[Raw records]
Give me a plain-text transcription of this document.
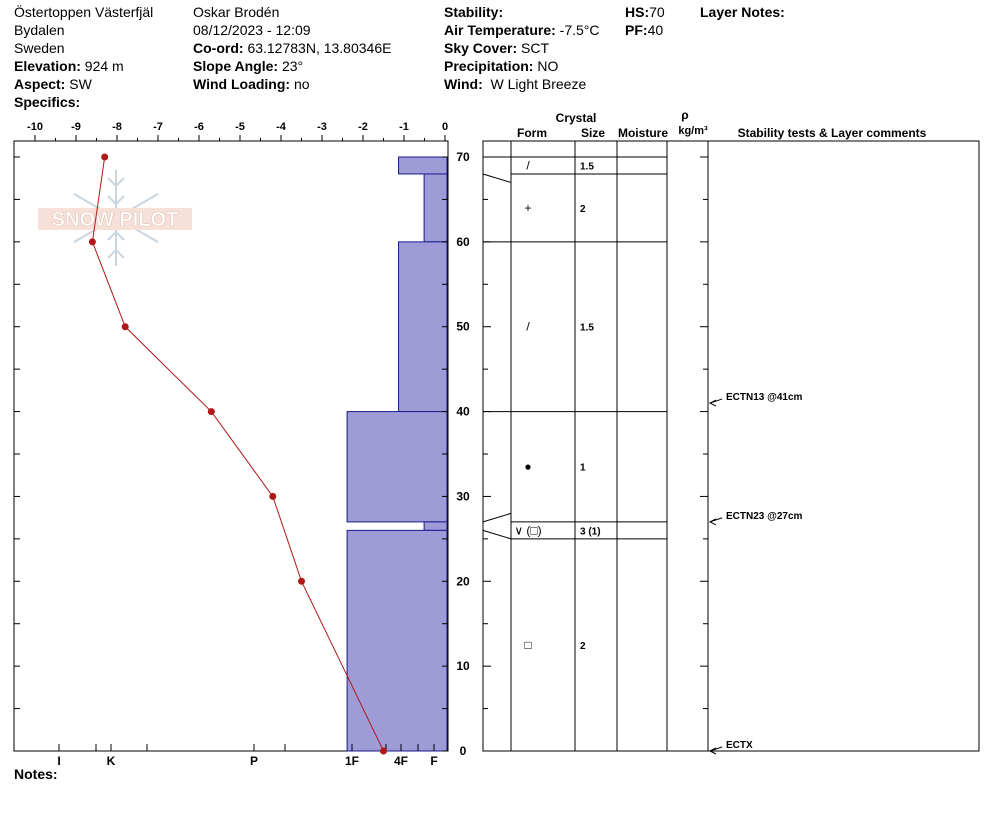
Östertoppen Västerfjäl
Bydalen
Sweden
Elevation: 924 m
Aspect: SW
Specifics:
Oskar Brodén
08/12/2023 - 12:09
Co-ord: 63.12783N, 13.80346E
Slope Angle: 23°
Wind Loading: no
Stability:
Air Temperature: -7.5°C
Sky Cover: SCT
Precipitation: NO
Wind: W Light Breeze
HS:70
PF:40
Layer Notes:
Notes:
SNOW PILOT
-10	-9	-8	-7	-6	-5	-4	-3	-2	-1	0
I	K	P	1F	4F F
0
10
20
30
40
50
60
70
Crystal
Form	Size Moisture
ρ
kg/m³ Stability tests & Layer comments
/	1.5
+	2
/	1.5
●	1
∨ (□)	3 (1)
□	2
ECTN13 @41cm
ECTN23 @27cm
ECTX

TASK DESCRIPTION. Write the entries above out again exactly, but not the pictures.

RESULT OF THIS EXERCISE.
Give me a plain-text transcription of this document.
Östertoppen Västerfjäl
Bydalen
Sweden
Elevation: 924 m
Aspect: SW
Specifics:
Oskar Brodén
08/12/2023 - 12:09
Co-ord: 63.12783N, 13.80346E
Slope Angle: 23°
Wind Loading: no
Stability:
Air Temperature: -7.5°C
Sky Cover: SCT
Precipitation: NO
Wind: W Light Breeze
HS:70
PF:40
Layer Notes:
Notes:
SNOW PILOT
-10	-9	-8	-7	-6	-5	-4	-3	-2	-1	0
I	K	P	1F	4F F
0
10
20
30
40
50
60
70
Crystal
Form	Size Moisture
ρ
kg/m³ Stability tests & Layer comments
/	1.5
+	2
/	1.5
●	1
∨ (□)	3 (1)
□	2
ECTN13 @41cm
ECTN23 @27cm
ECTX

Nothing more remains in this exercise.